--- Begin Data for the task ---

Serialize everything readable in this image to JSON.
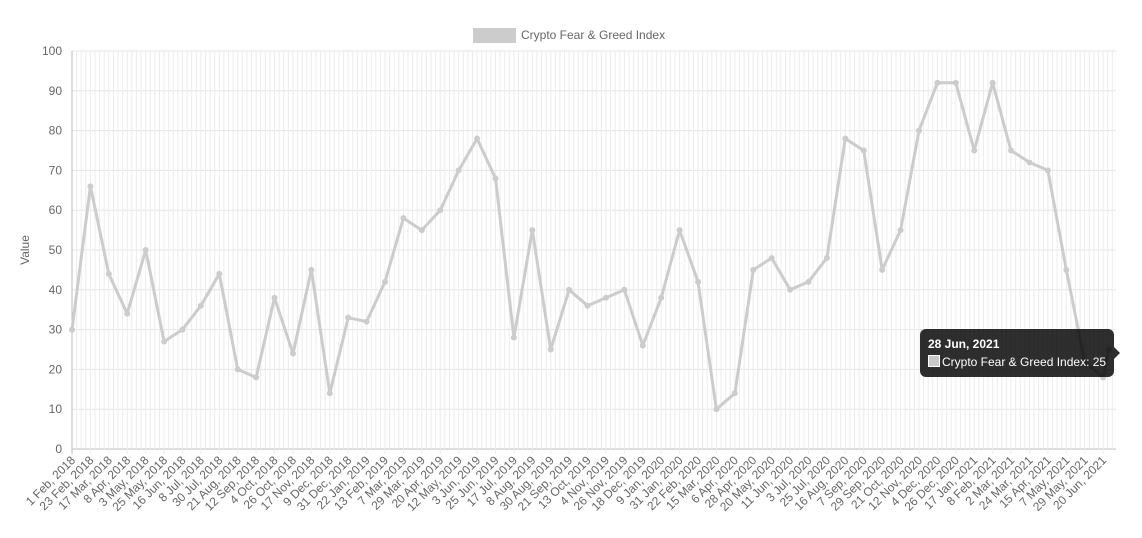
{
  "chart_data": {
    "type": "line",
    "title": "",
    "xlabel": "",
    "ylabel": "Value",
    "ylim": [
      0,
      100
    ],
    "y_ticks": [
      0,
      10,
      20,
      30,
      40,
      50,
      60,
      70,
      80,
      90,
      100
    ],
    "grid": true,
    "legend": "top-center",
    "line_color": "#cccccc",
    "x_tick_labels": [
      "1 Feb, 2018",
      "23 Feb, 2018",
      "17 Mar, 2018",
      "8 Apr, 2018",
      "3 May, 2018",
      "25 May, 2018",
      "16 Jun, 2018",
      "8 Jul, 2018",
      "30 Jul, 2018",
      "21 Aug, 2018",
      "12 Sep, 2018",
      "4 Oct, 2018",
      "26 Oct, 2018",
      "17 Nov, 2018",
      "9 Dec, 2018",
      "31 Dec, 2018",
      "22 Jan, 2019",
      "13 Feb, 2019",
      "7 Mar, 2019",
      "29 Mar, 2019",
      "20 Apr, 2019",
      "12 May, 2019",
      "3 Jun, 2019",
      "25 Jun, 2019",
      "17 Jul, 2019",
      "8 Aug, 2019",
      "30 Aug, 2019",
      "21 Sep, 2019",
      "13 Oct, 2019",
      "4 Nov, 2019",
      "26 Nov, 2019",
      "18 Dec, 2019",
      "9 Jan, 2020",
      "31 Jan, 2020",
      "22 Feb, 2020",
      "15 Mar, 2020",
      "6 Apr, 2020",
      "28 Apr, 2020",
      "20 May, 2020",
      "11 Jun, 2020",
      "3 Jul, 2020",
      "25 Jul, 2020",
      "16 Aug, 2020",
      "7 Sep, 2020",
      "29 Sep, 2020",
      "21 Oct, 2020",
      "12 Nov, 2020",
      "4 Dec, 2020",
      "26 Dec, 2020",
      "17 Jan, 2021",
      "8 Feb, 2021",
      "2 Mar, 2021",
      "24 Mar, 2021",
      "15 Apr, 2021",
      "7 May, 2021",
      "29 May, 2021",
      "20 Jun, 2021"
    ],
    "series": [
      {
        "name": "Crypto Fear & Greed Index",
        "x": [
          "1 Feb, 2018",
          "23 Feb, 2018",
          "17 Mar, 2018",
          "8 Apr, 2018",
          "3 May, 2018",
          "25 May, 2018",
          "16 Jun, 2018",
          "8 Jul, 2018",
          "30 Jul, 2018",
          "21 Aug, 2018",
          "12 Sep, 2018",
          "4 Oct, 2018",
          "26 Oct, 2018",
          "17 Nov, 2018",
          "9 Dec, 2018",
          "31 Dec, 2018",
          "22 Jan, 2019",
          "13 Feb, 2019",
          "7 Mar, 2019",
          "29 Mar, 2019",
          "20 Apr, 2019",
          "12 May, 2019",
          "3 Jun, 2019",
          "25 Jun, 2019",
          "17 Jul, 2019",
          "8 Aug, 2019",
          "30 Aug, 2019",
          "21 Sep, 2019",
          "13 Oct, 2019",
          "4 Nov, 2019",
          "26 Nov, 2019",
          "18 Dec, 2019",
          "9 Jan, 2020",
          "31 Jan, 2020",
          "22 Feb, 2020",
          "15 Mar, 2020",
          "6 Apr, 2020",
          "28 Apr, 2020",
          "20 May, 2020",
          "11 Jun, 2020",
          "3 Jul, 2020",
          "25 Jul, 2020",
          "16 Aug, 2020",
          "7 Sep, 2020",
          "29 Sep, 2020",
          "21 Oct, 2020",
          "12 Nov, 2020",
          "4 Dec, 2020",
          "26 Dec, 2020",
          "17 Jan, 2021",
          "8 Feb, 2021",
          "2 Mar, 2021",
          "24 Mar, 2021",
          "15 Apr, 2021",
          "7 May, 2021",
          "29 May, 2021",
          "20 Jun, 2021",
          "28 Jun, 2021"
        ],
        "values": [
          30,
          66,
          44,
          34,
          50,
          27,
          30,
          36,
          44,
          20,
          18,
          38,
          24,
          45,
          14,
          33,
          32,
          42,
          58,
          55,
          60,
          70,
          78,
          68,
          28,
          55,
          25,
          40,
          36,
          38,
          40,
          26,
          38,
          55,
          42,
          10,
          14,
          45,
          48,
          40,
          42,
          48,
          78,
          75,
          45,
          55,
          80,
          92,
          92,
          75,
          92,
          75,
          72,
          70,
          45,
          22,
          18,
          25
        ]
      }
    ]
  },
  "legend": {
    "label": "Crypto Fear & Greed Index"
  },
  "tooltip": {
    "title": "28 Jun, 2021",
    "line": "Crypto Fear & Greed Index: 25"
  }
}
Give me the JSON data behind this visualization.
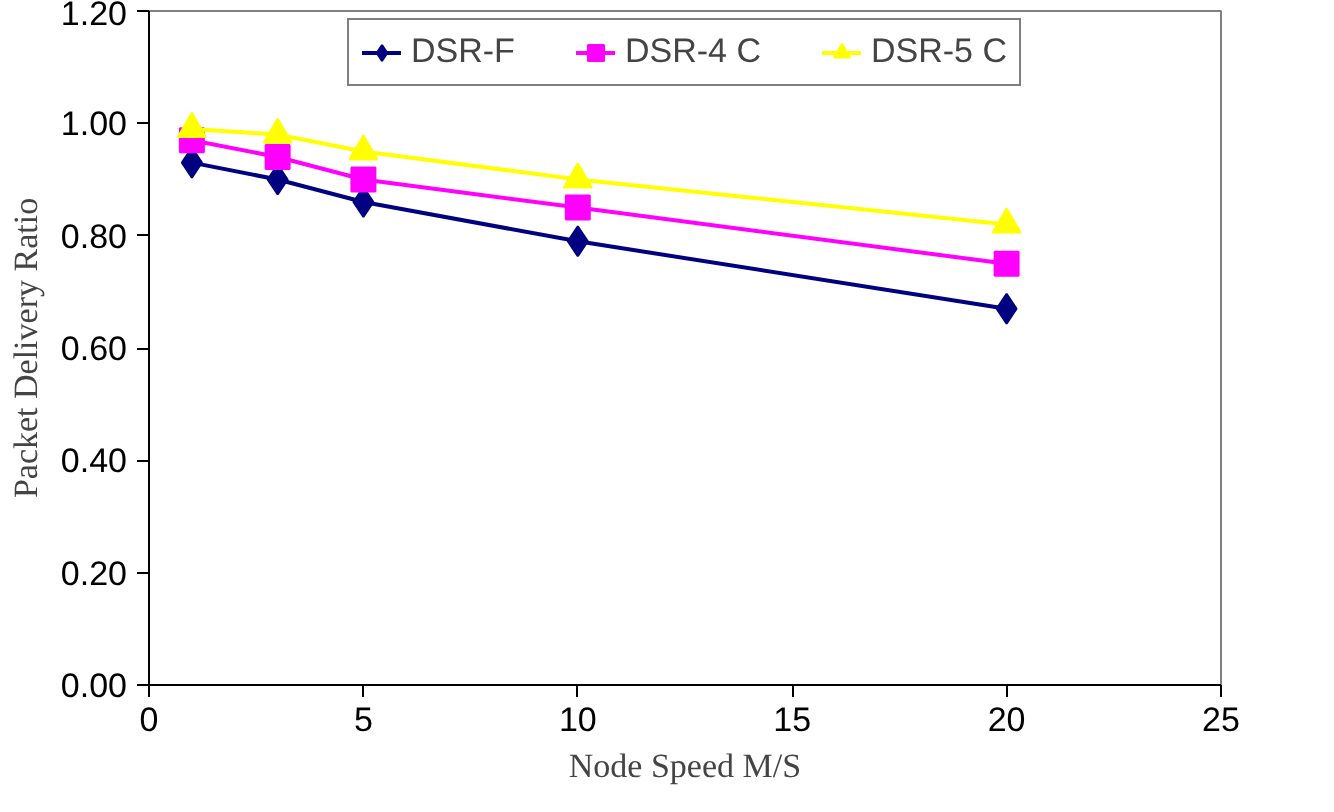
{
  "chart_data": {
    "type": "line",
    "xlabel": "Node Speed M/S",
    "ylabel": "Packet Delivery Ratio",
    "x": [
      1,
      3,
      5,
      10,
      20
    ],
    "series": [
      {
        "name": "DSR-F",
        "color": "#000080",
        "marker": "diamond",
        "values": [
          0.93,
          0.9,
          0.86,
          0.79,
          0.67
        ]
      },
      {
        "name": "DSR-4 C",
        "color": "#ff00ff",
        "marker": "square",
        "values": [
          0.97,
          0.94,
          0.9,
          0.85,
          0.75
        ]
      },
      {
        "name": "DSR-5 C",
        "color": "#ffff00",
        "marker": "triangle",
        "values": [
          0.99,
          0.98,
          0.95,
          0.9,
          0.82
        ]
      }
    ],
    "xlim": [
      0,
      25
    ],
    "xticks": [
      0,
      5,
      10,
      15,
      20,
      25
    ],
    "ylim": [
      0,
      1.2
    ],
    "yticks": [
      {
        "value": 0,
        "label": "0.00"
      },
      {
        "value": 0.2,
        "label": "0.20"
      },
      {
        "value": 0.4,
        "label": "0.40"
      },
      {
        "value": 0.6,
        "label": "0.60"
      },
      {
        "value": 0.8,
        "label": "0.80"
      },
      {
        "value": 1.0,
        "label": "1.00"
      },
      {
        "value": 1.2,
        "label": "1.20"
      }
    ],
    "grid": false,
    "legend": "top",
    "line_style": "solid"
  }
}
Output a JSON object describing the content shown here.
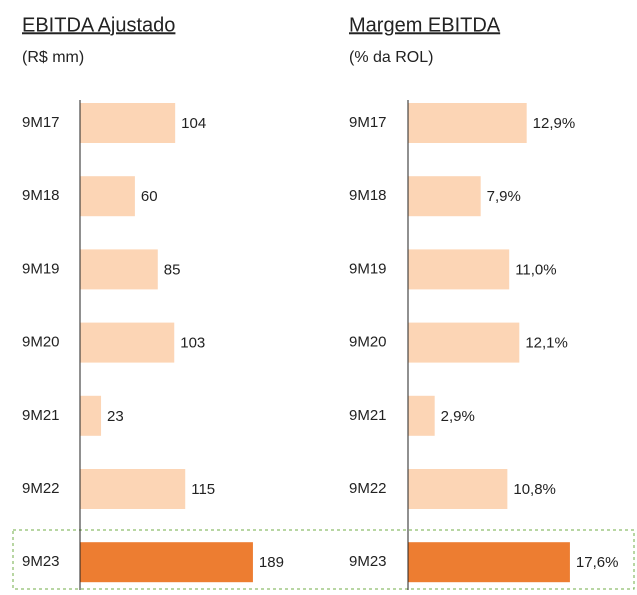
{
  "chart_data": [
    {
      "type": "bar",
      "orientation": "horizontal",
      "title": "EBITDA Ajustado",
      "subtitle": "(R$ mm)",
      "categories": [
        "9M17",
        "9M18",
        "9M19",
        "9M20",
        "9M21",
        "9M22",
        "9M23"
      ],
      "values": [
        104,
        60,
        85,
        103,
        23,
        115,
        189
      ],
      "colors": [
        "#fcd5b5",
        "#fcd5b5",
        "#fcd5b5",
        "#fcd5b5",
        "#fcd5b5",
        "#fcd5b5",
        "#ed7d31"
      ],
      "xlim": [
        0,
        200
      ]
    },
    {
      "type": "bar",
      "orientation": "horizontal",
      "title": "Margem EBITDA",
      "subtitle": "(% da ROL)",
      "categories": [
        "9M17",
        "9M18",
        "9M19",
        "9M20",
        "9M21",
        "9M22",
        "9M23"
      ],
      "values": [
        12.9,
        7.9,
        11.0,
        12.1,
        2.9,
        10.8,
        17.6
      ],
      "value_labels": [
        "12,9%",
        "7,9%",
        "11,0%",
        "12,1%",
        "2,9%",
        "10,8%",
        "17,6%"
      ],
      "colors": [
        "#fcd5b5",
        "#fcd5b5",
        "#fcd5b5",
        "#fcd5b5",
        "#fcd5b5",
        "#fcd5b5",
        "#ed7d31"
      ],
      "xlim": [
        0,
        20
      ]
    }
  ]
}
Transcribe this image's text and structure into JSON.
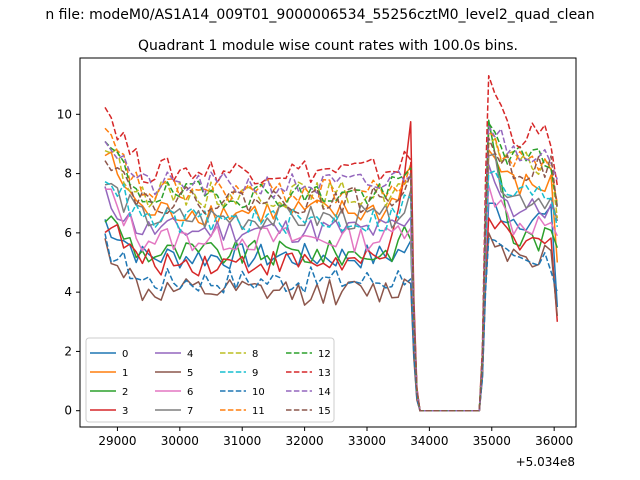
{
  "figure": {
    "suptitle": "n file: modeM0/AS1A14_009T01_9000006534_55256cztM0_level2_quad_clean",
    "offset_label": "+5.034e8"
  },
  "chart_data": {
    "type": "line",
    "title": "Quadrant 1 module wise count rates with 100.0s bins.",
    "xlabel": "",
    "ylabel": "",
    "x_offset": 503400000,
    "xlim": [
      28400,
      36350
    ],
    "ylim": [
      -0.55,
      11.9
    ],
    "xticks": [
      29000,
      30000,
      31000,
      32000,
      33000,
      34000,
      35000,
      36000
    ],
    "xtick_labels": [
      "29000",
      "30000",
      "31000",
      "32000",
      "33000",
      "34000",
      "35000",
      "36000"
    ],
    "yticks": [
      0,
      2,
      4,
      6,
      8,
      10
    ],
    "ytick_labels": [
      "0",
      "2",
      "4",
      "6",
      "8",
      "10"
    ],
    "grid": false,
    "legend_placement": "lower-left",
    "legend_columns": 4,
    "series": [
      {
        "name": "0",
        "color": "#1f77b4",
        "style": "solid",
        "level_first": 6.4,
        "level_main": 5.2,
        "level_end": 5.5,
        "level_second": 6.5,
        "spike": 7.0,
        "last": 3.5
      },
      {
        "name": "1",
        "color": "#ff7f0e",
        "style": "solid",
        "level_first": 8.7,
        "level_main": 6.7,
        "level_end": 8.2,
        "level_second": 7.6,
        "spike": 8.8,
        "last": 5.0
      },
      {
        "name": "2",
        "color": "#2ca02c",
        "style": "solid",
        "level_first": 6.6,
        "level_main": 5.3,
        "level_end": 6.0,
        "level_second": 5.8,
        "spike": 9.8,
        "last": 5.5
      },
      {
        "name": "3",
        "color": "#d62728",
        "style": "solid",
        "level_first": 6.4,
        "level_main": 5.0,
        "level_end": 9.3,
        "level_second": 5.6,
        "spike": 6.5,
        "last": 3.0
      },
      {
        "name": "4",
        "color": "#9467bd",
        "style": "solid",
        "level_first": 7.2,
        "level_main": 6.1,
        "level_end": 6.3,
        "level_second": 6.8,
        "spike": 8.3,
        "last": 6.5
      },
      {
        "name": "5",
        "color": "#8c564b",
        "style": "solid",
        "level_first": 5.6,
        "level_main": 4.0,
        "level_end": 4.3,
        "level_second": 5.3,
        "spike": 6.0,
        "last": 3.2
      },
      {
        "name": "6",
        "color": "#e377c2",
        "style": "solid",
        "level_first": 7.4,
        "level_main": 5.8,
        "level_end": 6.4,
        "level_second": 6.3,
        "spike": 7.6,
        "last": 5.9
      },
      {
        "name": "7",
        "color": "#7f7f7f",
        "style": "solid",
        "level_first": 7.7,
        "level_main": 6.5,
        "level_end": 7.0,
        "level_second": 7.2,
        "spike": 8.6,
        "last": 6.4
      },
      {
        "name": "8",
        "color": "#bcbd22",
        "style": "dashed",
        "level_first": 9.0,
        "level_main": 7.3,
        "level_end": 7.7,
        "level_second": 8.3,
        "spike": 9.0,
        "last": 6.5
      },
      {
        "name": "9",
        "color": "#17becf",
        "style": "dashed",
        "level_first": 8.1,
        "level_main": 6.4,
        "level_end": 7.2,
        "level_second": 7.3,
        "spike": 8.0,
        "last": 6.2
      },
      {
        "name": "10",
        "color": "#1f77b4",
        "style": "dashed",
        "level_first": 5.6,
        "level_main": 4.4,
        "level_end": 4.7,
        "level_second": 4.9,
        "spike": 5.8,
        "last": 4.0
      },
      {
        "name": "11",
        "color": "#ff7f0e",
        "style": "dashed",
        "level_first": 9.3,
        "level_main": 7.4,
        "level_end": 7.9,
        "level_second": 8.4,
        "spike": 9.4,
        "last": 7.0
      },
      {
        "name": "12",
        "color": "#2ca02c",
        "style": "dashed",
        "level_first": 9.0,
        "level_main": 7.3,
        "level_end": 8.0,
        "level_second": 8.5,
        "spike": 9.7,
        "last": 6.9
      },
      {
        "name": "13",
        "color": "#d62728",
        "style": "dashed",
        "level_first": 10.3,
        "level_main": 8.1,
        "level_end": 8.5,
        "level_second": 9.3,
        "spike": 11.3,
        "last": 7.6
      },
      {
        "name": "14",
        "color": "#9467bd",
        "style": "dashed",
        "level_first": 9.3,
        "level_main": 7.6,
        "level_end": 8.2,
        "level_second": 8.8,
        "spike": 9.6,
        "last": 7.8
      },
      {
        "name": "15",
        "color": "#8c564b",
        "style": "dashed",
        "level_first": 8.8,
        "level_main": 7.1,
        "level_end": 7.6,
        "level_second": 8.2,
        "spike": 9.2,
        "last": 6.8
      }
    ],
    "segments": {
      "first_start": 28800,
      "first_end": 33700,
      "drop_points": [
        [
          33750,
          2.5
        ],
        [
          33800,
          0.5
        ],
        [
          33850,
          0.0
        ]
      ],
      "gap_end": 34800,
      "rise_points": [
        [
          34850,
          1.5
        ],
        [
          34900,
          5.5
        ]
      ],
      "second_start": 34950,
      "second_end": 36050,
      "step": 100
    }
  }
}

--- End Data for the task ---

What to work on: Pick out every line above that holds the word "Fear" and copy it.

Answer to the problem:
        "name": "Crypto Fear & Greed Index",
    "label": "Crypto Fear & Greed Index"
    "line": "Crypto Fear & Greed Index: 25"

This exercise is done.